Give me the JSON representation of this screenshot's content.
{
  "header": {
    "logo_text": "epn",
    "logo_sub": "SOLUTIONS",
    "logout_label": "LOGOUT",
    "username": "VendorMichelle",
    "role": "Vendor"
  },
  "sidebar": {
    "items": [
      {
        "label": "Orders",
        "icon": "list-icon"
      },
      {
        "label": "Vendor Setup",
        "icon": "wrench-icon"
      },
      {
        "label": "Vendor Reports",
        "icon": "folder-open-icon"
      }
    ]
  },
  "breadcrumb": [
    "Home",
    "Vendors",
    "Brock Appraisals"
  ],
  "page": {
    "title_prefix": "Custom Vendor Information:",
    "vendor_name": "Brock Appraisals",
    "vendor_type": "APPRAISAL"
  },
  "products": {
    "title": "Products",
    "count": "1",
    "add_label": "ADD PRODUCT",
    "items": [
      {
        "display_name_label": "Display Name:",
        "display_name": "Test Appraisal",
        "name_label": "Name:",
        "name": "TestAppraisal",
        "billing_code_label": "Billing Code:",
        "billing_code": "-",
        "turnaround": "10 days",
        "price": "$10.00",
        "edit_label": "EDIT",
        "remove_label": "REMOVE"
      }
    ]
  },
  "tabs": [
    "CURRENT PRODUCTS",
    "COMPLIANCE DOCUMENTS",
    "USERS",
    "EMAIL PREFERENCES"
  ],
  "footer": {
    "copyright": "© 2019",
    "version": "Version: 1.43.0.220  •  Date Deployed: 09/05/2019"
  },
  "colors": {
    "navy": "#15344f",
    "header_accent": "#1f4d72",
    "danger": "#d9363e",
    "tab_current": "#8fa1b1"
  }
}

++++++++

Return what is listed above, exactly and completely.

Give me the JSON representation of this screenshot's content.
{
  "header": {
    "logo_text": "epn",
    "logo_sub": "SOLUTIONS",
    "logout_label": "LOGOUT",
    "username": "VendorMichelle",
    "role": "Vendor"
  },
  "sidebar": {
    "items": [
      {
        "label": "Orders",
        "icon": "list-icon"
      },
      {
        "label": "Vendor Setup",
        "icon": "wrench-icon"
      },
      {
        "label": "Vendor Reports",
        "icon": "folder-open-icon"
      }
    ]
  },
  "breadcrumb": [
    "Home",
    "Vendors",
    "Brock Appraisals"
  ],
  "page": {
    "title_prefix": "Custom Vendor Information:",
    "vendor_name": "Brock Appraisals",
    "vendor_type": "APPRAISAL"
  },
  "products": {
    "title": "Products",
    "count": "1",
    "add_label": "ADD PRODUCT",
    "items": [
      {
        "display_name_label": "Display Name:",
        "display_name": "Test Appraisal",
        "name_label": "Name:",
        "name": "TestAppraisal",
        "billing_code_label": "Billing Code:",
        "billing_code": "-",
        "turnaround": "10 days",
        "price": "$10.00",
        "edit_label": "EDIT",
        "remove_label": "REMOVE"
      }
    ]
  },
  "tabs": [
    "CURRENT PRODUCTS",
    "COMPLIANCE DOCUMENTS",
    "USERS",
    "EMAIL PREFERENCES"
  ],
  "footer": {
    "copyright": "© 2019",
    "version": "Version: 1.43.0.220  •  Date Deployed: 09/05/2019"
  },
  "colors": {
    "navy": "#15344f",
    "header_accent": "#1f4d72",
    "danger": "#d9363e",
    "tab_current": "#8fa1b1"
  }
}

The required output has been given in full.